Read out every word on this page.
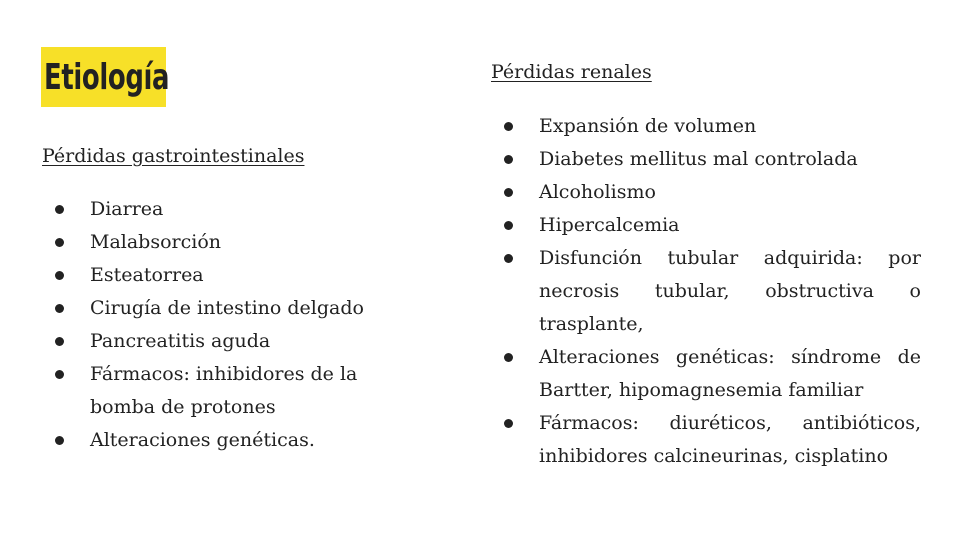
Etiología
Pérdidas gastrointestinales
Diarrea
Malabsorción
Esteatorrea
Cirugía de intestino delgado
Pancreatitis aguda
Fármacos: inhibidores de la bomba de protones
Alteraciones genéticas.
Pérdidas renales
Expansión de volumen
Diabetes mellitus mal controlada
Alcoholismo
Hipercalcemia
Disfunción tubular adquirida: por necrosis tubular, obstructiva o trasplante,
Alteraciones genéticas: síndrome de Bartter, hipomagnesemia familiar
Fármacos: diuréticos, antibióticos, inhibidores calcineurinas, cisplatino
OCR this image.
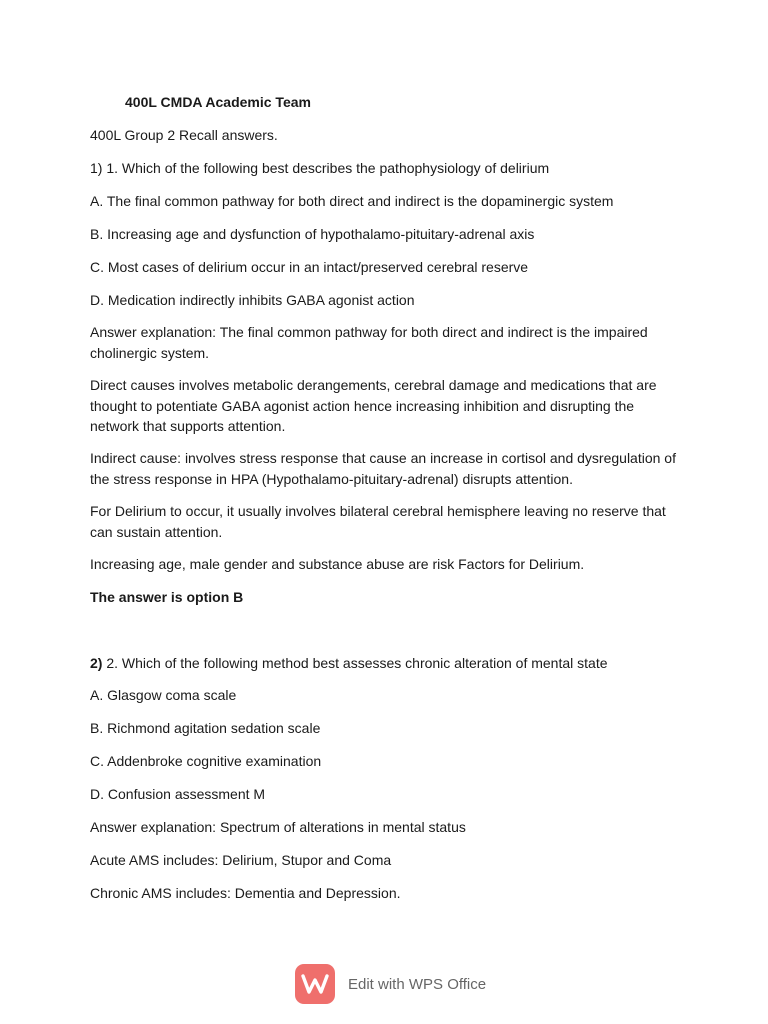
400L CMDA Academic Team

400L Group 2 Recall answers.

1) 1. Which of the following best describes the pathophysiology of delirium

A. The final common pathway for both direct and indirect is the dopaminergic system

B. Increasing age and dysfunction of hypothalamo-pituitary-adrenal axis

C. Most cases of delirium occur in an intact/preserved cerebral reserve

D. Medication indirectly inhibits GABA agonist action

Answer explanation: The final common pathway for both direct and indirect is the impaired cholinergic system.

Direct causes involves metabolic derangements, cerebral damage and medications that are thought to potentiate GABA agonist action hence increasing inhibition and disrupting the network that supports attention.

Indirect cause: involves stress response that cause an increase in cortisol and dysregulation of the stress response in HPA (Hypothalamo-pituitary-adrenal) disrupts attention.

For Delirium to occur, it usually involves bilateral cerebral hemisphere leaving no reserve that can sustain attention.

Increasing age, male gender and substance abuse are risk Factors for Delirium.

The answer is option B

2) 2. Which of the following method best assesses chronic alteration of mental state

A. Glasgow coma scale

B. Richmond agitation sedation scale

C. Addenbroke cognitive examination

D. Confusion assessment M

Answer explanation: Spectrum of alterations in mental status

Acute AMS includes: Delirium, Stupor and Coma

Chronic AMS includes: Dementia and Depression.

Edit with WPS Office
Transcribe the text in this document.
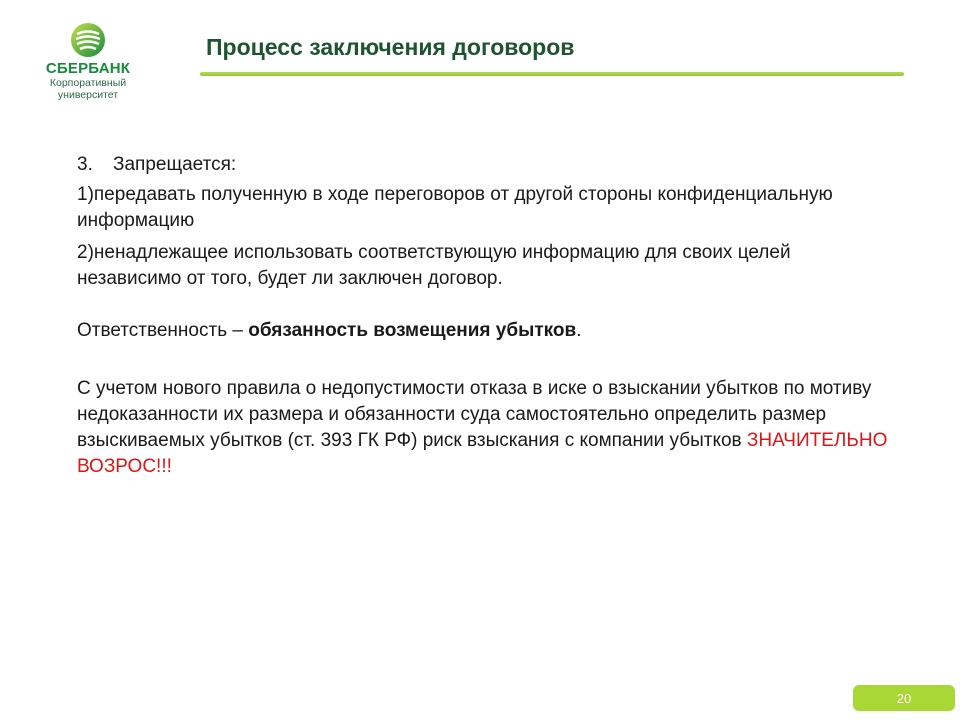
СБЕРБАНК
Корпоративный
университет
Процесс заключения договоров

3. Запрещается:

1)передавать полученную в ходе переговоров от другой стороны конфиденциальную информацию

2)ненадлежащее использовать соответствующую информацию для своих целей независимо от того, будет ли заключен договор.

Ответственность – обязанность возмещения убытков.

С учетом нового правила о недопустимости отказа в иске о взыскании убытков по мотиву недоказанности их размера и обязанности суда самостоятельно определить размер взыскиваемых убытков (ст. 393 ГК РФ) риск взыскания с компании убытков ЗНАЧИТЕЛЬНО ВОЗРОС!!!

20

++++++++

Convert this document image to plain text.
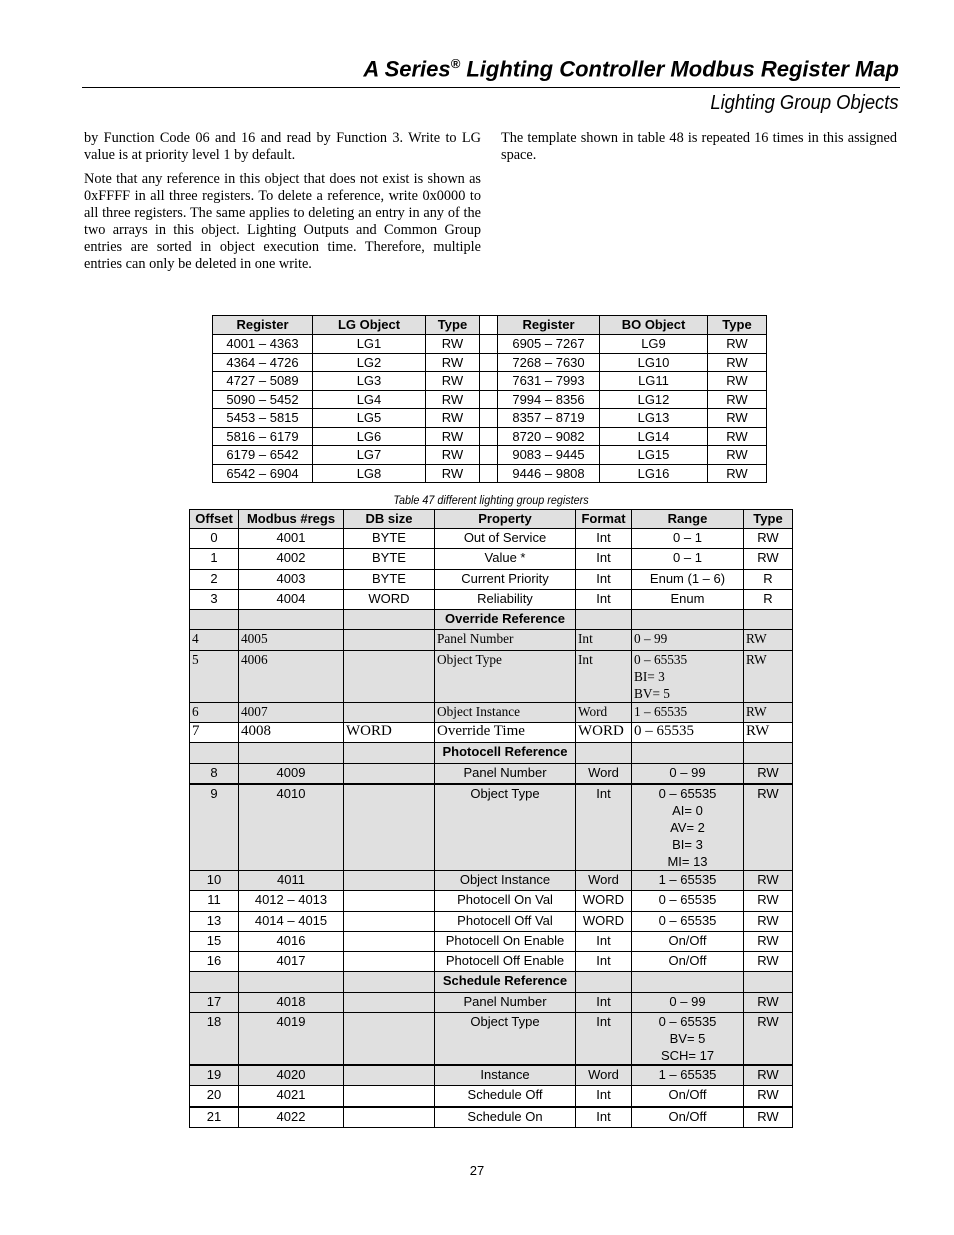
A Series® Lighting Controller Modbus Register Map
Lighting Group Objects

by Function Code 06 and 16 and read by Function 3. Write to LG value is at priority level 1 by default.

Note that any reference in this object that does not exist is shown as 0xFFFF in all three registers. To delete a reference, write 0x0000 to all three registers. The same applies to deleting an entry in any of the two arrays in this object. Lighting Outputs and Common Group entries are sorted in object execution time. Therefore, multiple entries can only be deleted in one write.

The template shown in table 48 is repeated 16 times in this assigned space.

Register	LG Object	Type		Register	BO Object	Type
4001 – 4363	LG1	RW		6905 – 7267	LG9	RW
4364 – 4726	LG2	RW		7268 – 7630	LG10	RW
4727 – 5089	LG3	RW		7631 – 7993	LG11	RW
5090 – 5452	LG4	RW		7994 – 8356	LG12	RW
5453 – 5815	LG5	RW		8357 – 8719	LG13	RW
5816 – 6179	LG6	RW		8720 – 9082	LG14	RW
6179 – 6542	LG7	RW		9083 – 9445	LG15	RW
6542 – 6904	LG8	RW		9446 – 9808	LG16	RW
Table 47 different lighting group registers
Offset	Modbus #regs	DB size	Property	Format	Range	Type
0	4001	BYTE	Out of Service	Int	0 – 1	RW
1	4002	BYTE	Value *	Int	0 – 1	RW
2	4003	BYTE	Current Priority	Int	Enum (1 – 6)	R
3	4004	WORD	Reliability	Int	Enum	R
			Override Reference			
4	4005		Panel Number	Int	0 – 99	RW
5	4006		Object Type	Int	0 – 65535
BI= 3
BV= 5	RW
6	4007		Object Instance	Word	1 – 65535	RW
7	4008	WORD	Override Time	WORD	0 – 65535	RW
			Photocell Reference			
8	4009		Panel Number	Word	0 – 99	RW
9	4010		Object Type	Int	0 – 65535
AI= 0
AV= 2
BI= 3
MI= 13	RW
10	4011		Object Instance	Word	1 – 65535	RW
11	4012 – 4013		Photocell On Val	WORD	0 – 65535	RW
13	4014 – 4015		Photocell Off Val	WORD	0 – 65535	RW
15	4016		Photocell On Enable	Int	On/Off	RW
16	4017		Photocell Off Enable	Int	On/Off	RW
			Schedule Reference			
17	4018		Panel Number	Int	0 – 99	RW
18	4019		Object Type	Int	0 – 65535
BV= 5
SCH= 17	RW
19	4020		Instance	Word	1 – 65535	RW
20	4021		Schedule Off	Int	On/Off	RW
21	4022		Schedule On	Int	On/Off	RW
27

++++++++

» Challenge:
List every line above containing the word "pituitary".

» Exercise response:
B. Increasing age and dysfunction of hypothalamo-pituitary-adrenal axis
Indirect cause: involves stress response that cause an increase in cortisol and dysregulation of the stress response in HPA (Hypothalamo-pituitary-adrenal) disrupts attention.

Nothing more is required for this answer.